+++ Data lines
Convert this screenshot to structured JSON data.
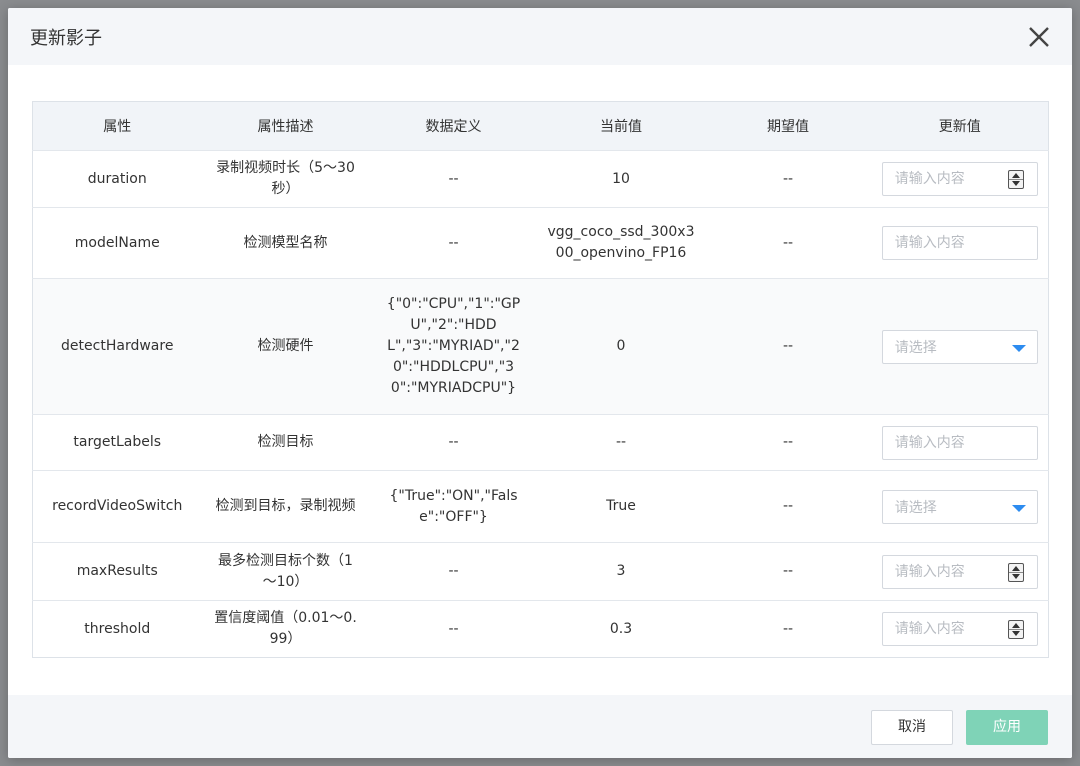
{
  "dialog": {
    "title": "更新影子",
    "close_icon": "close-icon",
    "cancel_label": "取消",
    "apply_label": "应用",
    "apply_color": "#7fd3b7",
    "header_bg": "#f4f6f9",
    "accent": "#2d8cf0"
  },
  "table": {
    "headers": [
      "属性",
      "属性描述",
      "数据定义",
      "当前值",
      "期望值",
      "更新值"
    ],
    "rows": [
      {
        "property": "duration",
        "description": "录制视频时长（5～30秒）",
        "definition": "--",
        "current": "10",
        "expected": "--",
        "control": "number",
        "placeholder": "请输入内容",
        "value": ""
      },
      {
        "property": "modelName",
        "description": "检测模型名称",
        "definition": "--",
        "current": "vgg_coco_ssd_300x300_openvino_FP16",
        "expected": "--",
        "control": "text",
        "placeholder": "请输入内容",
        "value": ""
      },
      {
        "property": "detectHardware",
        "description": "检测硬件",
        "definition": "{\"0\":\"CPU\",\"1\":\"GPU\",\"2\":\"HDDL\",\"3\":\"MYRIAD\",\"20\":\"HDDLCPU\",\"30\":\"MYRIADCPU\"}",
        "current": "0",
        "expected": "--",
        "control": "select",
        "placeholder": "请选择",
        "value": ""
      },
      {
        "property": "targetLabels",
        "description": "检测目标",
        "definition": "--",
        "current": "--",
        "expected": "--",
        "control": "text",
        "placeholder": "请输入内容",
        "value": ""
      },
      {
        "property": "recordVideoSwitch",
        "description": "检测到目标，录制视频",
        "definition": "{\"True\":\"ON\",\"False\":\"OFF\"}",
        "current": "True",
        "expected": "--",
        "control": "select",
        "placeholder": "请选择",
        "value": ""
      },
      {
        "property": "maxResults",
        "description": "最多检测目标个数（1～10）",
        "definition": "--",
        "current": "3",
        "expected": "--",
        "control": "number",
        "placeholder": "请输入内容",
        "value": ""
      },
      {
        "property": "threshold",
        "description": "置信度阈值（0.01～0.99）",
        "definition": "--",
        "current": "0.3",
        "expected": "--",
        "control": "number",
        "placeholder": "请输入内容",
        "value": ""
      }
    ]
  }
}
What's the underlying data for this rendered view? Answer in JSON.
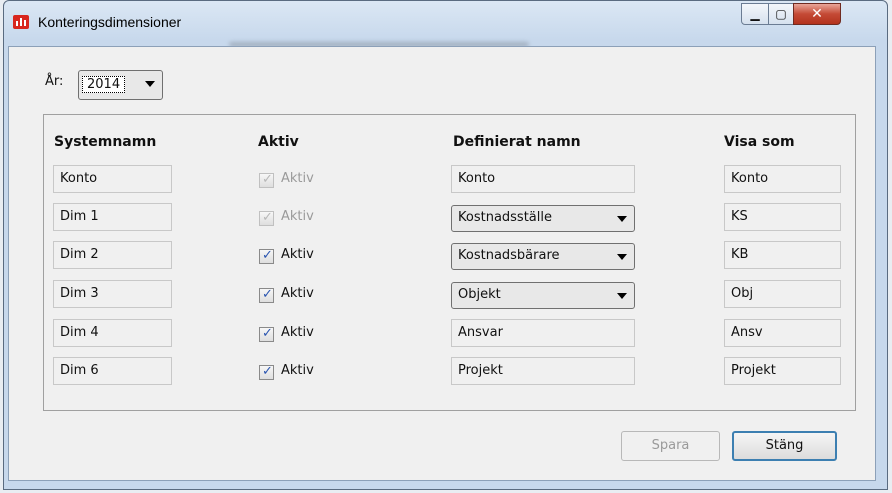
{
  "window": {
    "title": "Konteringsdimensioner"
  },
  "year": {
    "label": "År:",
    "value": "2014"
  },
  "headers": {
    "system": "Systemnamn",
    "active": "Aktiv",
    "defined": "Definierat namn",
    "show": "Visa som"
  },
  "rows": [
    {
      "system": "Konto",
      "active_label": "Aktiv",
      "checked": true,
      "enabled": false,
      "defined": "Konto",
      "defined_dropdown": false,
      "show": "Konto"
    },
    {
      "system": "Dim 1",
      "active_label": "Aktiv",
      "checked": true,
      "enabled": false,
      "defined": "Kostnadsställe",
      "defined_dropdown": true,
      "show": "KS"
    },
    {
      "system": "Dim 2",
      "active_label": "Aktiv",
      "checked": true,
      "enabled": true,
      "defined": "Kostnadsbärare",
      "defined_dropdown": true,
      "show": "KB"
    },
    {
      "system": "Dim 3",
      "active_label": "Aktiv",
      "checked": true,
      "enabled": true,
      "defined": "Objekt",
      "defined_dropdown": true,
      "show": "Obj"
    },
    {
      "system": "Dim 4",
      "active_label": "Aktiv",
      "checked": true,
      "enabled": true,
      "defined": "Ansvar",
      "defined_dropdown": false,
      "show": "Ansv"
    },
    {
      "system": "Dim 6",
      "active_label": "Aktiv",
      "checked": true,
      "enabled": true,
      "defined": "Projekt",
      "defined_dropdown": false,
      "show": "Projekt"
    }
  ],
  "buttons": {
    "save": "Spara",
    "close": "Stäng"
  },
  "icons": {
    "app": "app-logo-icon",
    "minimize": "minimize-icon",
    "maximize": "maximize-icon",
    "close": "close-icon",
    "checkbox": "checkmark-icon",
    "dropdown": "chevron-down-icon"
  }
}
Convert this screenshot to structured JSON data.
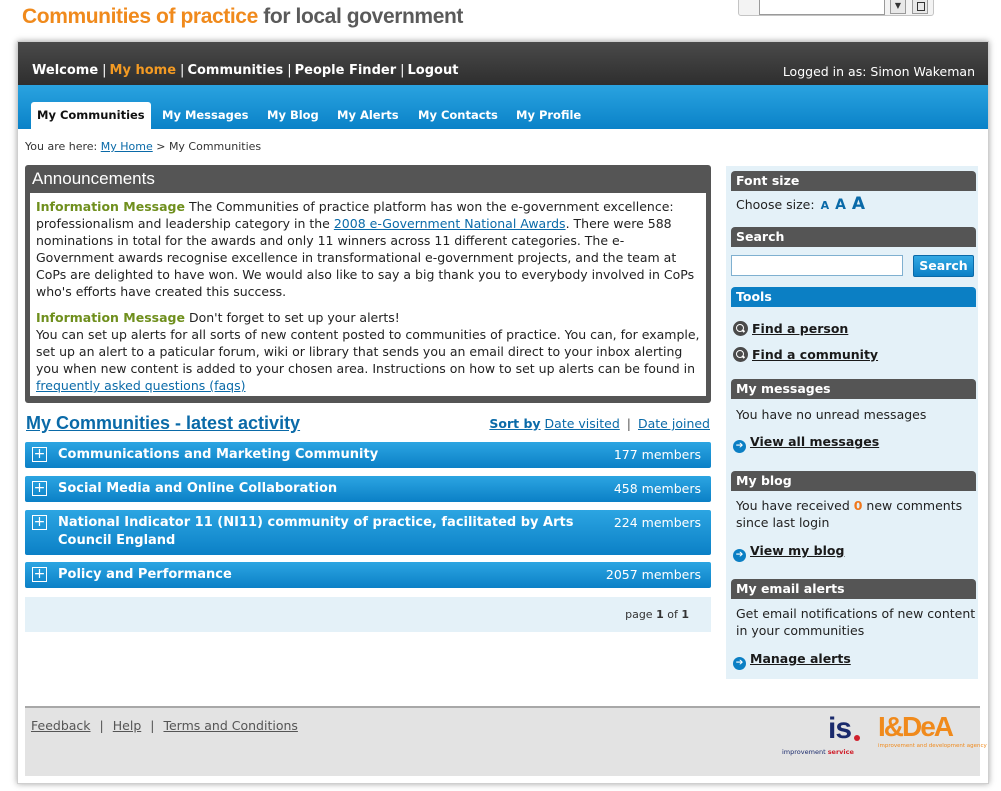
{
  "site": {
    "logo_part1": "Communities of practice",
    "logo_part2": " for local government"
  },
  "browser": {
    "dropdown_arrow": "▼"
  },
  "topnav": {
    "items": [
      {
        "label": "Welcome",
        "active": false
      },
      {
        "label": "My home",
        "active": true
      },
      {
        "label": "Communities",
        "active": false
      },
      {
        "label": "People Finder",
        "active": false
      },
      {
        "label": "Logout",
        "active": false
      }
    ],
    "separator": "|",
    "logged_in": "Logged in as: Simon Wakeman",
    "active_color": "#f39a23"
  },
  "tabs": [
    {
      "label": "My Communities",
      "active": true
    },
    {
      "label": "My Messages",
      "active": false
    },
    {
      "label": "My Blog",
      "active": false
    },
    {
      "label": "My Alerts",
      "active": false
    },
    {
      "label": "My Contacts",
      "active": false
    },
    {
      "label": "My Profile",
      "active": false
    }
  ],
  "breadcrumb": {
    "prefix": "You are here: ",
    "home": "My Home",
    "separator": " > ",
    "current": "My Communities"
  },
  "announcements": {
    "title": "Announcements",
    "messages": [
      {
        "label": "Information Message",
        "text_before": " The Communities of practice platform has won the e-government excellence: professionalism and leadership category in the ",
        "link": "2008 e-Government National Awards",
        "text_after": ". There were 588 nominations in total for the awards and only 11 winners across 11 different categories. The e-Government awards recognise excellence in transformational e-government projects, and the team at CoPs are delighted to have won. We would also like to say a big thank you to everybody involved in CoPs who's efforts have created this success."
      },
      {
        "label": "Information Message",
        "text_before": " Don't forget to set up your alerts!",
        "text_body": "You can set up alerts for all sorts of new content posted to communities of practice. You can, for example, set up an alert to a paticular forum, wiki or library that sends you an email direct to your inbox alerting you when new content is added to your chosen area. Instructions on how to set up alerts can be found in ",
        "link": "frequently asked questions (faqs)"
      }
    ]
  },
  "activity": {
    "title": "My Communities - latest activity",
    "sort_label": "Sort by",
    "sort_options": [
      "Date visited",
      "Date joined"
    ],
    "sort_separator": "|",
    "expand_symbol": "+",
    "communities": [
      {
        "name": "Communications and Marketing Community",
        "members": "177 members"
      },
      {
        "name": "Social Media and Online Collaboration",
        "members": "458 members"
      },
      {
        "name": "National Indicator 11 (NI11) community of practice, facilitated by Arts Council England",
        "members": "224 members"
      },
      {
        "name": "Policy and Performance",
        "members": "2057 members"
      }
    ],
    "pager": {
      "prefix": "page ",
      "current": "1",
      "of": " of ",
      "total": "1"
    }
  },
  "sidebar": {
    "font_size": {
      "title": "Font size",
      "label": "Choose size:",
      "sizes": [
        "A",
        "A",
        "A"
      ]
    },
    "search": {
      "title": "Search",
      "button": "Search",
      "value": ""
    },
    "tools": {
      "title": "Tools",
      "links": [
        {
          "label": "Find a person",
          "icon": "magnifier-icon"
        },
        {
          "label": "Find a community",
          "icon": "magnifier-icon"
        }
      ]
    },
    "messages": {
      "title": "My messages",
      "text": "You have no unread messages",
      "link": "View all messages"
    },
    "blog": {
      "title": "My blog",
      "text_before": "You have received ",
      "count": "0",
      "text_after": " new comments",
      "text_line2": "since last login",
      "link": "View my blog"
    },
    "email_alerts": {
      "title": "My email alerts",
      "text_line1": "Get email notifications of new content",
      "text_line2": "in your communities",
      "link": "Manage alerts"
    },
    "arrow_glyph": "➔"
  },
  "footer": {
    "links": [
      "Feedback",
      "Help",
      "Terms and Conditions"
    ],
    "separator": "|",
    "logo_is": {
      "mark": "is",
      "tag_before": "improvement ",
      "tag_highlight": "service"
    },
    "logo_idea": {
      "mark": "I&DeA",
      "tag": "improvement and development agency"
    }
  },
  "colors": {
    "orange": "#f08a1c",
    "blue": "#0b7fc4",
    "dark_bar": "#3a3a3a",
    "sidebar_bg": "#e4f1f8",
    "info_label": "#6f8f1d"
  }
}
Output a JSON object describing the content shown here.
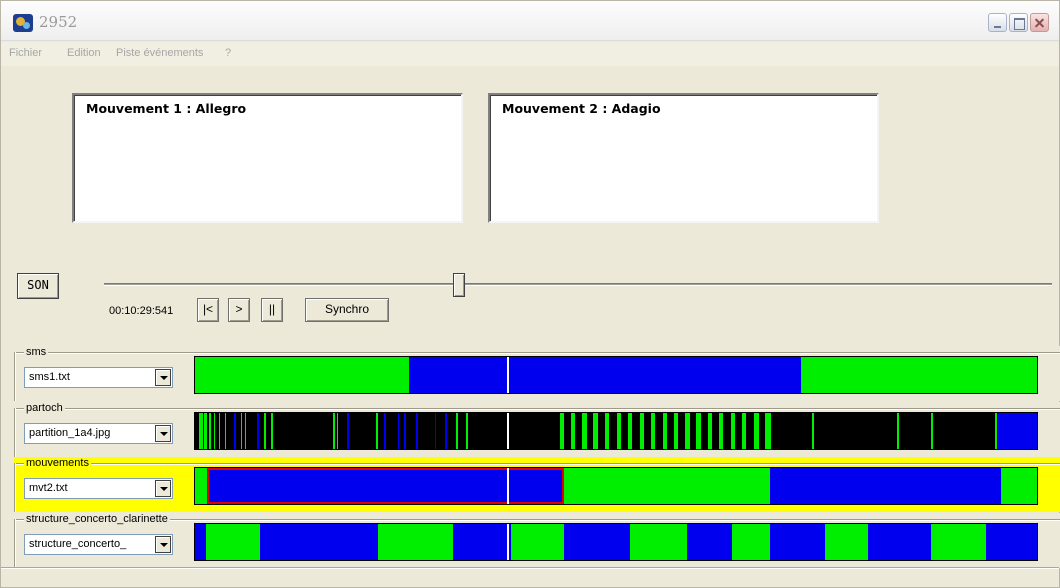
{
  "window": {
    "title": "2952"
  },
  "menu": {
    "items": [
      "Fichier",
      "Edition",
      "Piste événements",
      "?"
    ]
  },
  "panels": [
    {
      "title": "Mouvement 1 : Allegro"
    },
    {
      "title": "Mouvement 2 : Adagio"
    }
  ],
  "player": {
    "son_label": "SON",
    "time": "00:10:29:541",
    "btn_prev": "|<",
    "btn_play": ">",
    "btn_pause": "||",
    "btn_sync": "Synchro",
    "position_fraction": 0.37
  },
  "colors": {
    "green": "#00ee00",
    "blue": "#0000ee",
    "black": "#000000",
    "highlight": "#ffff00",
    "selection": "#dd0000"
  },
  "tracks": [
    {
      "label": "sms",
      "file": "sms1.txt",
      "highlight": false,
      "segments": [
        [
          "green",
          0,
          0.254
        ],
        [
          "blue",
          0.254,
          0.718
        ],
        [
          "green",
          0.718,
          1.0
        ]
      ]
    },
    {
      "label": "partoch",
      "file": "partition_1a4.jpg",
      "highlight": false,
      "segments": [
        [
          "black",
          0,
          1.0
        ],
        [
          "green",
          0.005,
          0.009
        ],
        [
          "green",
          0.011,
          0.014
        ],
        [
          "green",
          0.016,
          0.019
        ],
        [
          "green",
          0.022,
          0.024
        ],
        [
          "green",
          0.028,
          0.03
        ],
        [
          "green",
          0.035,
          0.037
        ],
        [
          "blue",
          0.046,
          0.048
        ],
        [
          "green",
          0.054,
          0.056
        ],
        [
          "green",
          0.059,
          0.061
        ],
        [
          "blue",
          0.074,
          0.076
        ],
        [
          "green",
          0.082,
          0.084
        ],
        [
          "green",
          0.09,
          0.093
        ],
        [
          "green",
          0.163,
          0.166
        ],
        [
          "green",
          0.168,
          0.17
        ],
        [
          "blue",
          0.18,
          0.182
        ],
        [
          "green",
          0.215,
          0.217
        ],
        [
          "blue",
          0.224,
          0.226
        ],
        [
          "blue",
          0.24,
          0.242
        ],
        [
          "blue",
          0.248,
          0.25
        ],
        [
          "blue",
          0.262,
          0.264
        ],
        [
          "blue",
          0.284,
          0.286
        ],
        [
          "blue",
          0.296,
          0.298
        ],
        [
          "green",
          0.309,
          0.312
        ],
        [
          "green",
          0.321,
          0.324
        ],
        [
          "green",
          0.432,
          0.437
        ],
        [
          "green",
          0.445,
          0.45
        ],
        [
          "green",
          0.459,
          0.464
        ],
        [
          "green",
          0.472,
          0.477
        ],
        [
          "green",
          0.486,
          0.491
        ],
        [
          "green",
          0.5,
          0.505
        ],
        [
          "green",
          0.513,
          0.518
        ],
        [
          "green",
          0.527,
          0.532
        ],
        [
          "green",
          0.54,
          0.545
        ],
        [
          "green",
          0.554,
          0.559
        ],
        [
          "green",
          0.567,
          0.572
        ],
        [
          "green",
          0.581,
          0.586
        ],
        [
          "green",
          0.594,
          0.599
        ],
        [
          "green",
          0.608,
          0.613
        ],
        [
          "green",
          0.621,
          0.626
        ],
        [
          "green",
          0.635,
          0.64
        ],
        [
          "green",
          0.648,
          0.653
        ],
        [
          "green",
          0.662,
          0.668
        ],
        [
          "green",
          0.675,
          0.682
        ],
        [
          "green",
          0.731,
          0.733
        ],
        [
          "green",
          0.832,
          0.834
        ],
        [
          "green",
          0.872,
          0.874
        ],
        [
          "green",
          0.948,
          0.95
        ],
        [
          "blue",
          0.952,
          1.0
        ]
      ]
    },
    {
      "label": "mouvements",
      "file": "mvt2.txt",
      "highlight": true,
      "segments": [
        [
          "green",
          0,
          0.014
        ],
        [
          "blue",
          0.014,
          0.437
        ],
        [
          "green",
          0.437,
          0.681
        ],
        [
          "blue",
          0.681,
          0.955
        ],
        [
          "green",
          0.955,
          1.0
        ]
      ],
      "selection": [
        0.014,
        0.437
      ]
    },
    {
      "label": "structure_concerto_clarinette",
      "file": "structure_concerto_",
      "highlight": false,
      "segments": [
        [
          "blue",
          0,
          0.013
        ],
        [
          "green",
          0.013,
          0.077
        ],
        [
          "blue",
          0.077,
          0.217
        ],
        [
          "green",
          0.217,
          0.306
        ],
        [
          "blue",
          0.306,
          0.374
        ],
        [
          "green",
          0.374,
          0.437
        ],
        [
          "blue",
          0.437,
          0.515
        ],
        [
          "green",
          0.515,
          0.583
        ],
        [
          "blue",
          0.583,
          0.636
        ],
        [
          "green",
          0.636,
          0.681
        ],
        [
          "blue",
          0.681,
          0.747
        ],
        [
          "green",
          0.747,
          0.797
        ],
        [
          "blue",
          0.797,
          0.872
        ],
        [
          "green",
          0.872,
          0.937
        ],
        [
          "blue",
          0.937,
          1.0
        ]
      ]
    }
  ]
}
++++++
→ **The exercise**
Find every line that includes the string "Konto". Report how many there are and nothing else.

→ **Task answer**
3